Copy every line of the records below that holds the word "Single".

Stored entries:
——

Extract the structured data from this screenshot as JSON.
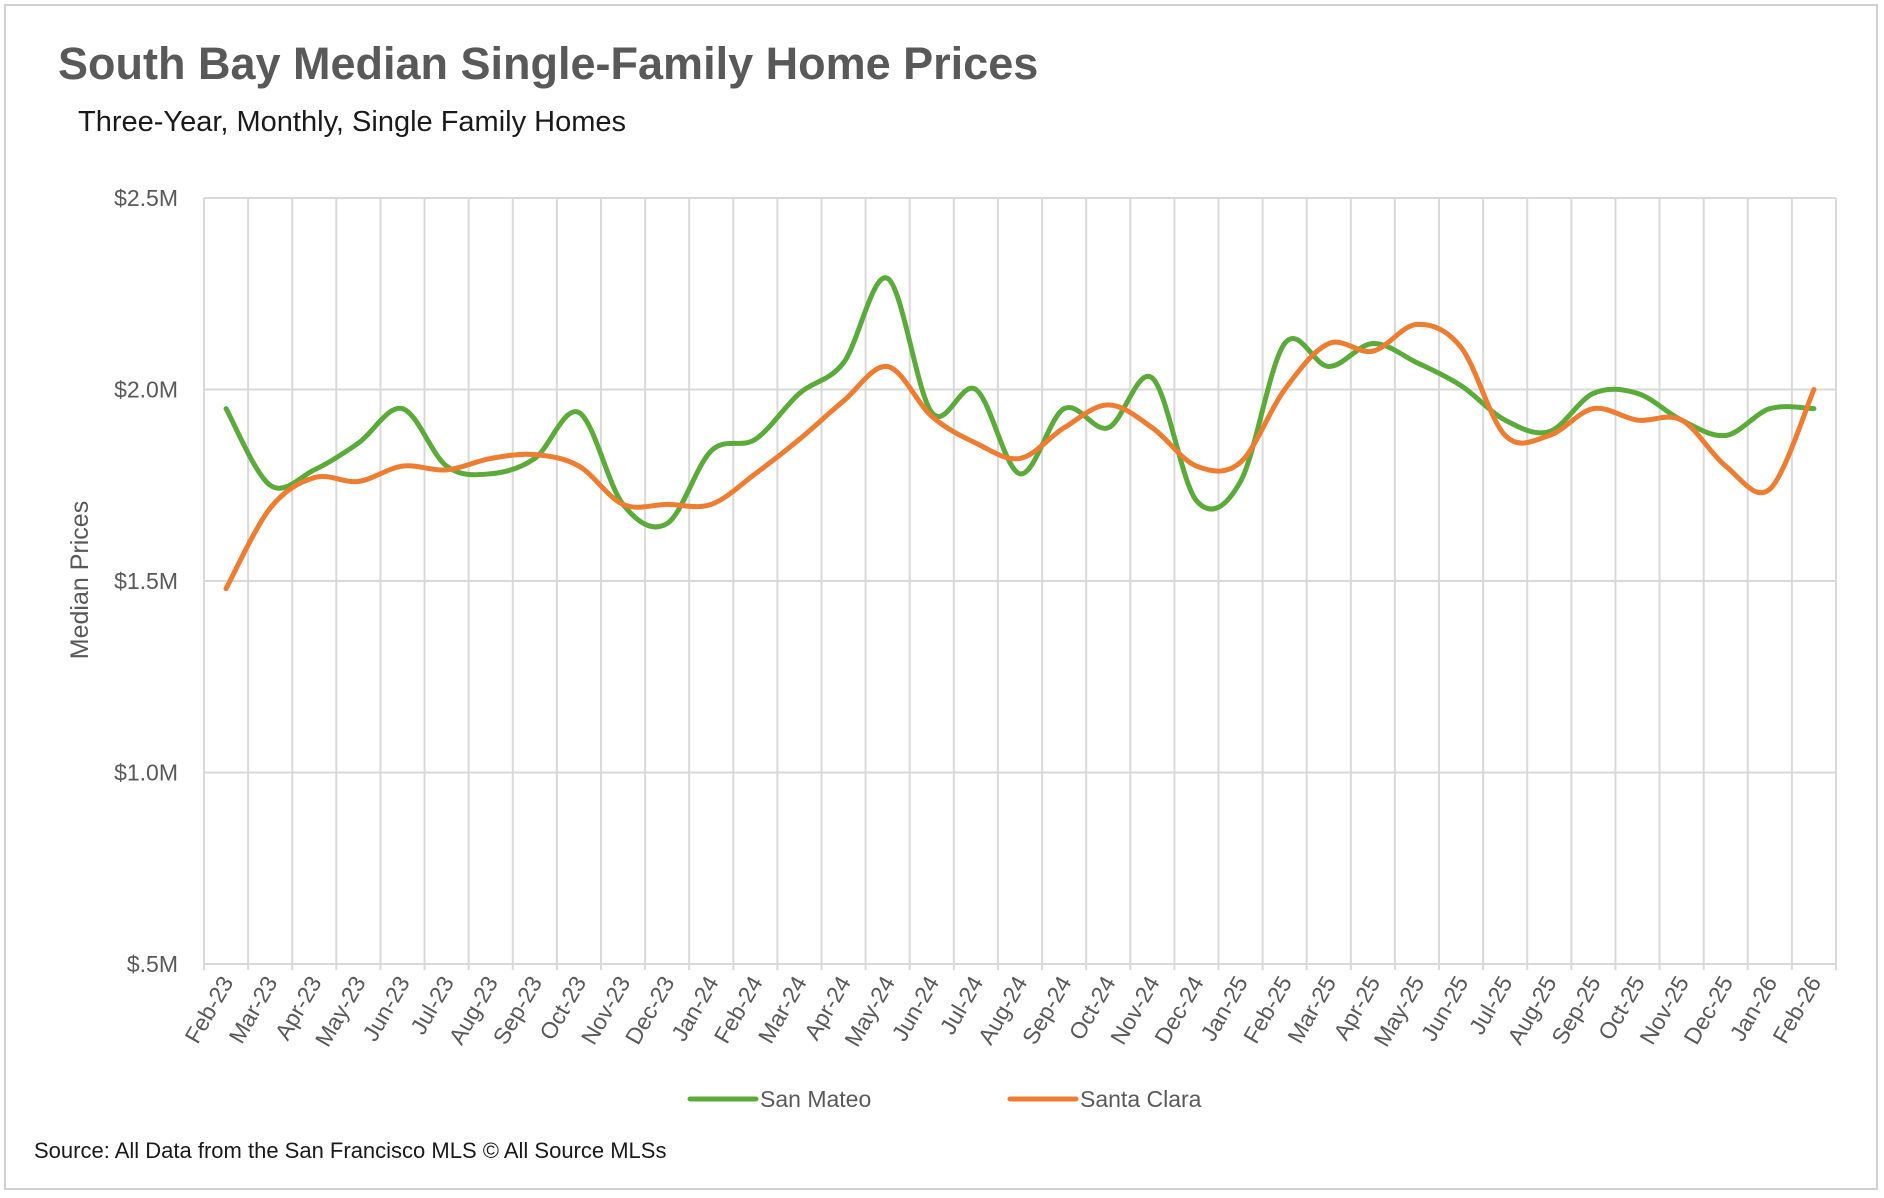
{
  "chart_data": {
    "type": "line",
    "title": "South Bay Median Single-Family Home Prices",
    "subtitle": "Three-Year, Monthly, Single Family Homes",
    "xlabel": "",
    "ylabel": "Median Prices",
    "y_tick_labels": [
      "$.5M",
      "$1.0M",
      "$1.5M",
      "$2.0M",
      "$2.5M"
    ],
    "y_tick_values": [
      0.5,
      1.0,
      1.5,
      2.0,
      2.5
    ],
    "ylim": [
      0.5,
      2.5
    ],
    "y_units": "millions USD",
    "grid": true,
    "legend_position": "bottom",
    "categories": [
      "Feb-23",
      "Mar-23",
      "Apr-23",
      "May-23",
      "Jun-23",
      "Jul-23",
      "Aug-23",
      "Sep-23",
      "Oct-23",
      "Nov-23",
      "Dec-23",
      "Jan-24",
      "Feb-24",
      "Mar-24",
      "Apr-24",
      "May-24",
      "Jun-24",
      "Jul-24",
      "Aug-24",
      "Sep-24",
      "Oct-24",
      "Nov-24",
      "Dec-24",
      "Jan-25",
      "Feb-25",
      "Mar-25",
      "Apr-25",
      "May-25",
      "Jun-25",
      "Jul-25",
      "Aug-25",
      "Sep-25",
      "Oct-25",
      "Nov-25",
      "Dec-25",
      "Jan-26",
      "Feb-26"
    ],
    "series": [
      {
        "name": "San Mateo",
        "color": "#5aab3a",
        "values": [
          1.95,
          1.75,
          1.79,
          1.86,
          1.95,
          1.8,
          1.78,
          1.82,
          1.94,
          1.7,
          1.65,
          1.84,
          1.87,
          1.99,
          2.07,
          2.29,
          1.94,
          2.0,
          1.78,
          1.95,
          1.9,
          2.03,
          1.71,
          1.76,
          2.12,
          2.06,
          2.12,
          2.07,
          2.01,
          1.92,
          1.89,
          1.99,
          1.99,
          1.92,
          1.88,
          1.95,
          1.95
        ]
      },
      {
        "name": "Santa Clara",
        "color": "#ee7d31",
        "values": [
          1.48,
          1.69,
          1.77,
          1.76,
          1.8,
          1.79,
          1.82,
          1.83,
          1.8,
          1.7,
          1.7,
          1.7,
          1.78,
          1.87,
          1.97,
          2.06,
          1.93,
          1.86,
          1.82,
          1.9,
          1.96,
          1.9,
          1.8,
          1.81,
          2.0,
          2.12,
          2.1,
          2.17,
          2.11,
          1.88,
          1.88,
          1.95,
          1.92,
          1.92,
          1.8,
          1.74,
          2.0
        ]
      }
    ]
  },
  "source": "Source: All Data from the San Francisco MLS © All Source MLSs"
}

——

> EXERCISE OUTPUT
    "title": "South Bay Median Single-Family Home Prices",
    "subtitle": "Three-Year, Monthly, Single Family Homes",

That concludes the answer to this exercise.